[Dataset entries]
=====
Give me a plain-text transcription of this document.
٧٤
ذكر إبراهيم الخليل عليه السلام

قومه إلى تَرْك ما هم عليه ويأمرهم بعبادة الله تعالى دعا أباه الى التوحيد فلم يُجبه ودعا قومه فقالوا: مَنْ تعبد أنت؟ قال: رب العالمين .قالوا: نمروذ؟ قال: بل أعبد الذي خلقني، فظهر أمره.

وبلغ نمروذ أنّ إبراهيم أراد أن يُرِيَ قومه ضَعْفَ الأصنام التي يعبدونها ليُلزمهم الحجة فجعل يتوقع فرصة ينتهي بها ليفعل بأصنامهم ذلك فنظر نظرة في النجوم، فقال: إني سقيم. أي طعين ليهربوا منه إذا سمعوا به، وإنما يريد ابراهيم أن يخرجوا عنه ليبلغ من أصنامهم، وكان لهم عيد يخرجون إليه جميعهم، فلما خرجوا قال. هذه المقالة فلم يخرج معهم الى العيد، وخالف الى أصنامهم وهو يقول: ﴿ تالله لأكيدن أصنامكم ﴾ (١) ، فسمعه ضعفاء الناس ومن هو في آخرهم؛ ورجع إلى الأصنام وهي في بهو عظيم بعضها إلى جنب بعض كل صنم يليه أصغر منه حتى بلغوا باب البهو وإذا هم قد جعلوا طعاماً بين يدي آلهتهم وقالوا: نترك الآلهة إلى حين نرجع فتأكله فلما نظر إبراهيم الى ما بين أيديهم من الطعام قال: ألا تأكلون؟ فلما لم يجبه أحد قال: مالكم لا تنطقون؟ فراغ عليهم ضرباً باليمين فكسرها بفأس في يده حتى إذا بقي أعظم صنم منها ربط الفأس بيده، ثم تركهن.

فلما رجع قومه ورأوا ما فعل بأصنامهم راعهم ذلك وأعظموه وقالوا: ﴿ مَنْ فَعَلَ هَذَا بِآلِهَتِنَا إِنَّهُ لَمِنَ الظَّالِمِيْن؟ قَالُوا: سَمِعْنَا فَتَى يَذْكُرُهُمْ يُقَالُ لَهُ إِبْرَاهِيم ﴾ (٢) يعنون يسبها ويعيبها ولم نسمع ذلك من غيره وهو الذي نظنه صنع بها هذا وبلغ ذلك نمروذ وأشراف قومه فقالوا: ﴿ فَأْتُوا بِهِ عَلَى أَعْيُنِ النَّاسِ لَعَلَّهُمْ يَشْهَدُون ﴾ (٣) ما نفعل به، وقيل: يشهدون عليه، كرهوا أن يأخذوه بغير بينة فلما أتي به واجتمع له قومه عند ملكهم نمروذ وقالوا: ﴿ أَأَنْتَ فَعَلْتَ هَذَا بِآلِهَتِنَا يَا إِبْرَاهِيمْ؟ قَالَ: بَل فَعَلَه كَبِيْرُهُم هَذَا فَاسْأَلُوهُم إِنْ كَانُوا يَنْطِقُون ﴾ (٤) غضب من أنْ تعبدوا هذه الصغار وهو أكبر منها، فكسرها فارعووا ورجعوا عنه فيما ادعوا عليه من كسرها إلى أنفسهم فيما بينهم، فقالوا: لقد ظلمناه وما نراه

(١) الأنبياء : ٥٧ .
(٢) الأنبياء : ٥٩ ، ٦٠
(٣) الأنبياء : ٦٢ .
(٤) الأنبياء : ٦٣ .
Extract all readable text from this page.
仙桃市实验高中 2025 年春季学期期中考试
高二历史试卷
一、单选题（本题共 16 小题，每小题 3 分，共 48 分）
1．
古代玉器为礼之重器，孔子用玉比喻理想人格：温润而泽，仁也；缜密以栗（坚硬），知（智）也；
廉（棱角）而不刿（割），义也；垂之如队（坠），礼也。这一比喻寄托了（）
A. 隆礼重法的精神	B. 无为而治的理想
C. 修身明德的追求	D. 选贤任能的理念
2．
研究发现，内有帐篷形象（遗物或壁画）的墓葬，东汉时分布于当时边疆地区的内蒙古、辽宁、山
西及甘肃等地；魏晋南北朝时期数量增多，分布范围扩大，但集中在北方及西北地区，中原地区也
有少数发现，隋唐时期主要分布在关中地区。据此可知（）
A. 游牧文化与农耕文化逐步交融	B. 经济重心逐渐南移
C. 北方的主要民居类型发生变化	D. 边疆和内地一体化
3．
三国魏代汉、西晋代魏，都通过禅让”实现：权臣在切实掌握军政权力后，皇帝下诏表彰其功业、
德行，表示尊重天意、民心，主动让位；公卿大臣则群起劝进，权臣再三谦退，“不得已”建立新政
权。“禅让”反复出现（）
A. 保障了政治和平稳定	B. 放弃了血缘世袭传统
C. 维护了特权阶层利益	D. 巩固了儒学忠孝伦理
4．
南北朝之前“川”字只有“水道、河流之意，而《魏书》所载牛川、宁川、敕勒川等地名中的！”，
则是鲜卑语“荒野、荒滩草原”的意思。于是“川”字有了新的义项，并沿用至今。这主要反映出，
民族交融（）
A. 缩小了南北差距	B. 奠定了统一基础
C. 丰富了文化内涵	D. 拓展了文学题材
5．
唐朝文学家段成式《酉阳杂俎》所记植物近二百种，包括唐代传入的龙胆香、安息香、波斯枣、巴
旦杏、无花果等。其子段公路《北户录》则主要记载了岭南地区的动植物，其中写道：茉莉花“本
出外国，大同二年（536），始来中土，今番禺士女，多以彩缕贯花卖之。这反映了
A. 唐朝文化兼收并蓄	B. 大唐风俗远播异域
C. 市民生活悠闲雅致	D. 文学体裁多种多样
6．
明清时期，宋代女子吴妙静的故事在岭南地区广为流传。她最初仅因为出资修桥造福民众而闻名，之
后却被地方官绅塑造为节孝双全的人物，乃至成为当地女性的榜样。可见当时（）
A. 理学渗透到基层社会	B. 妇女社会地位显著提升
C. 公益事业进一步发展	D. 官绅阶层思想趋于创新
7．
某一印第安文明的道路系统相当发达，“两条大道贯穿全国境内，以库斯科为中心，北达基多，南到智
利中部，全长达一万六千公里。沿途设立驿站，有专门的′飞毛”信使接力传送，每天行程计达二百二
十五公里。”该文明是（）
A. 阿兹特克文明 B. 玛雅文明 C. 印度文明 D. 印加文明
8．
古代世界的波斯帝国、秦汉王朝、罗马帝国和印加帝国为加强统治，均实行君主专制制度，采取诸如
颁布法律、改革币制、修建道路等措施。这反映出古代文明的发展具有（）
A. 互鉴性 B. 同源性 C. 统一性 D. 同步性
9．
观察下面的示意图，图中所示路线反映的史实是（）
=====
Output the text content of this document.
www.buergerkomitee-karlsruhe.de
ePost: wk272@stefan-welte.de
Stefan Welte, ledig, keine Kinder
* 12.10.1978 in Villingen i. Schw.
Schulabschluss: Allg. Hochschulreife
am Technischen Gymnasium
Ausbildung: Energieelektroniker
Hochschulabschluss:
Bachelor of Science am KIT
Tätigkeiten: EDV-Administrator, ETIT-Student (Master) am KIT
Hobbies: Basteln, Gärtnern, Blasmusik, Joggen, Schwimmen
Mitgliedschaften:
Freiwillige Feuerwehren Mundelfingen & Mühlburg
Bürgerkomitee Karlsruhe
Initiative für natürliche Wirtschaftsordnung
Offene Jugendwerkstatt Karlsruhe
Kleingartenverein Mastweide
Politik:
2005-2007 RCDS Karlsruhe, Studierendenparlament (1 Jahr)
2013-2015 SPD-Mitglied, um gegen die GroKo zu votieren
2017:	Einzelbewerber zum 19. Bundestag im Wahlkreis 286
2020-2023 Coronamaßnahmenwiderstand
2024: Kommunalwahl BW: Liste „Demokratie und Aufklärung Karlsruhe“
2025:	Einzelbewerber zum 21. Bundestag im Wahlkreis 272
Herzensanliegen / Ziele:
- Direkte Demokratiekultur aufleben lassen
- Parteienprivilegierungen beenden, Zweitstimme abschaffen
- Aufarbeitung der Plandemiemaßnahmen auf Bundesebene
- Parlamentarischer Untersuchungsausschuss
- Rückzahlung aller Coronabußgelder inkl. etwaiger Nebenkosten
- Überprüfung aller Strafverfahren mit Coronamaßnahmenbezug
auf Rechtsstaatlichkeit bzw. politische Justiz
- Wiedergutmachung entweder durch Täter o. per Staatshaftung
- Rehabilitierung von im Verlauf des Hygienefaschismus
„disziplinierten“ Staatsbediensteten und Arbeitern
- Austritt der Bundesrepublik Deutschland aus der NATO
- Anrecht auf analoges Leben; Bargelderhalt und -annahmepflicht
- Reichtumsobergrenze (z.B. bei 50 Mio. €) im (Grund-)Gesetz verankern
=====
> **WORK TO BE COMPLETED**
Copy down every line of the entries containing the word "بأصنامهم".

> **SOLUTION FOR THIS EXERCISE**
وبلغ نمروذ أنّ إبراهيم أراد أن يُرِيَ قومه ضَعْفَ الأصنام التي يعبدونها ليُلزمهم الحجة فجعل يتوقع فرصة ينتهي بها ليفعل بأصنامهم ذلك فنظر نظرة في النجوم، فقال: إني سقيم. أي طعين ليهربوا منه إذا سمعوا به، وإنما يريد ابراهيم أن يخرجوا عنه ليبلغ من أصنامهم، وكان لهم عيد يخرجون إليه جميعهم، فلما خرجوا قال. هذه المقالة فلم يخرج معهم الى العيد، وخالف الى أصنامهم وهو يقول: ﴿ تالله لأكيدن أصنامكم ﴾ (١) ، فسمعه ضعفاء الناس ومن هو في آخرهم؛ ورجع إلى الأصنام وهي في بهو عظيم بعضها إلى جنب بعض كل صنم يليه أصغر منه حتى بلغوا باب البهو وإذا هم قد جعلوا طعاماً بين يدي آلهتهم وقالوا: نترك الآلهة إلى حين نرجع فتأكله فلما نظر إبراهيم الى ما بين أيديهم من الطعام قال: ألا تأكلون؟ فلما لم يجبه أحد قال: مالكم لا تنطقون؟ فراغ عليهم ضرباً باليمين فكسرها بفأس في يده حتى إذا بقي أعظم صنم منها ربط الفأس بيده، ثم تركهن.
فلما رجع قومه ورأوا ما فعل بأصنامهم راعهم ذلك وأعظموه وقالوا: ﴿ مَنْ فَعَلَ هَذَا بِآلِهَتِنَا إِنَّهُ لَمِنَ الظَّالِمِيْن؟ قَالُوا: سَمِعْنَا فَتَى يَذْكُرُهُمْ يُقَالُ لَهُ إِبْرَاهِيم ﴾ (٢) يعنون يسبها ويعيبها ولم نسمع ذلك من غيره وهو الذي نظنه صنع بها هذا وبلغ ذلك نمروذ وأشراف قومه فقالوا: ﴿ فَأْتُوا بِهِ عَلَى أَعْيُنِ النَّاسِ لَعَلَّهُمْ يَشْهَدُون ﴾ (٣) ما نفعل به، وقيل: يشهدون عليه، كرهوا أن يأخذوه بغير بينة فلما أتي به واجتمع له قومه عند ملكهم نمروذ وقالوا: ﴿ أَأَنْتَ فَعَلْتَ هَذَا بِآلِهَتِنَا يَا إِبْرَاهِيمْ؟ قَالَ: بَل فَعَلَه كَبِيْرُهُم هَذَا فَاسْأَلُوهُم إِنْ كَانُوا يَنْطِقُون ﴾ (٤) غضب من أنْ تعبدوا هذه الصغار وهو أكبر منها، فكسرها فارعووا ورجعوا عنه فيما ادعوا عليه من كسرها إلى أنفسهم فيما بينهم، فقالوا: لقد ظلمناه وما نراه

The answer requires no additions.